(Part of a data file)
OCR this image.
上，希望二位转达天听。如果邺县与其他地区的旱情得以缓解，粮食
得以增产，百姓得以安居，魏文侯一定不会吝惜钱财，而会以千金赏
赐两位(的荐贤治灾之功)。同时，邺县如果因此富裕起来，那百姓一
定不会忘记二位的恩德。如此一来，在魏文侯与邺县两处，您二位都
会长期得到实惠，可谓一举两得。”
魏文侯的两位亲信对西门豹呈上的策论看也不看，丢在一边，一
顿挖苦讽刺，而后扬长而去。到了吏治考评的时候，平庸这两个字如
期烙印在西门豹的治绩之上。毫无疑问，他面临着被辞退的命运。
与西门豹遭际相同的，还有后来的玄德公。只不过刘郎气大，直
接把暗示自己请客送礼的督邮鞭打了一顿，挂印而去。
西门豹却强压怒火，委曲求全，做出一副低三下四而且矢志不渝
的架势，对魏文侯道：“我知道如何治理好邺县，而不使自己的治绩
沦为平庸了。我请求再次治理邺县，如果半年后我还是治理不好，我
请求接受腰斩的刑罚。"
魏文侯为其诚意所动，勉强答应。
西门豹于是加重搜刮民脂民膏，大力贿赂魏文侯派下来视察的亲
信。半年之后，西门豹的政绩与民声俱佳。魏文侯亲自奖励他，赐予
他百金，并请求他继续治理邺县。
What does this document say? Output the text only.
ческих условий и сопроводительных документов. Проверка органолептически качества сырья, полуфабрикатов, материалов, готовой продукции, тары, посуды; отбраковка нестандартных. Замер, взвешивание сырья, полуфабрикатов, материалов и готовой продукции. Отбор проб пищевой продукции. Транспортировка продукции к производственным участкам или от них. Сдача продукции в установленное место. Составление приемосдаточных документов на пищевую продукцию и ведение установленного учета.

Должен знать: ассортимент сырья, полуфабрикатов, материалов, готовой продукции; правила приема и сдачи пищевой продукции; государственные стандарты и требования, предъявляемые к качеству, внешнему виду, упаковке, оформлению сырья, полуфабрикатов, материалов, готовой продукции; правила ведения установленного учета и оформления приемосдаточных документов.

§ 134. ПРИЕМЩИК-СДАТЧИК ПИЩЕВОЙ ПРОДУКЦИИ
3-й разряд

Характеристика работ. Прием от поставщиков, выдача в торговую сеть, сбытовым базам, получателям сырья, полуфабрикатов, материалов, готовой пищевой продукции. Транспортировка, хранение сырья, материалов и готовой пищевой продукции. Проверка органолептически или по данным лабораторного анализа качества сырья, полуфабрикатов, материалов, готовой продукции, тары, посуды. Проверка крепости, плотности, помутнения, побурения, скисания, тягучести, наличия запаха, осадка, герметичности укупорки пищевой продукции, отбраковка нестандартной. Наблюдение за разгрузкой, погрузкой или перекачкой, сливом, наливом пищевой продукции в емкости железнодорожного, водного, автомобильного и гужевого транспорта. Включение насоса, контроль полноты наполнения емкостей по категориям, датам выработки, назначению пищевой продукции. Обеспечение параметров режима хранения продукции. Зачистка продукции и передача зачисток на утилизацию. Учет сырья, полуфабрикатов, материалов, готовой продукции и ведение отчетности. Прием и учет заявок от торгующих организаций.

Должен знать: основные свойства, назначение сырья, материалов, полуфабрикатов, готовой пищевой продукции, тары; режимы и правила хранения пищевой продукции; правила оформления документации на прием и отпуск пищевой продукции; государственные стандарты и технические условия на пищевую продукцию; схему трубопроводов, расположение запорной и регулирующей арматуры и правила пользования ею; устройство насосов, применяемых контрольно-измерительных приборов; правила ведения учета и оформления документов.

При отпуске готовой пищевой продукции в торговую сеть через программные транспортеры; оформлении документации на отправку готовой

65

◆ **Written request**
Copy out each line of the material that holds the word "this".

◆ **Reply**
OCR this image.
What does this document say? Output the text only.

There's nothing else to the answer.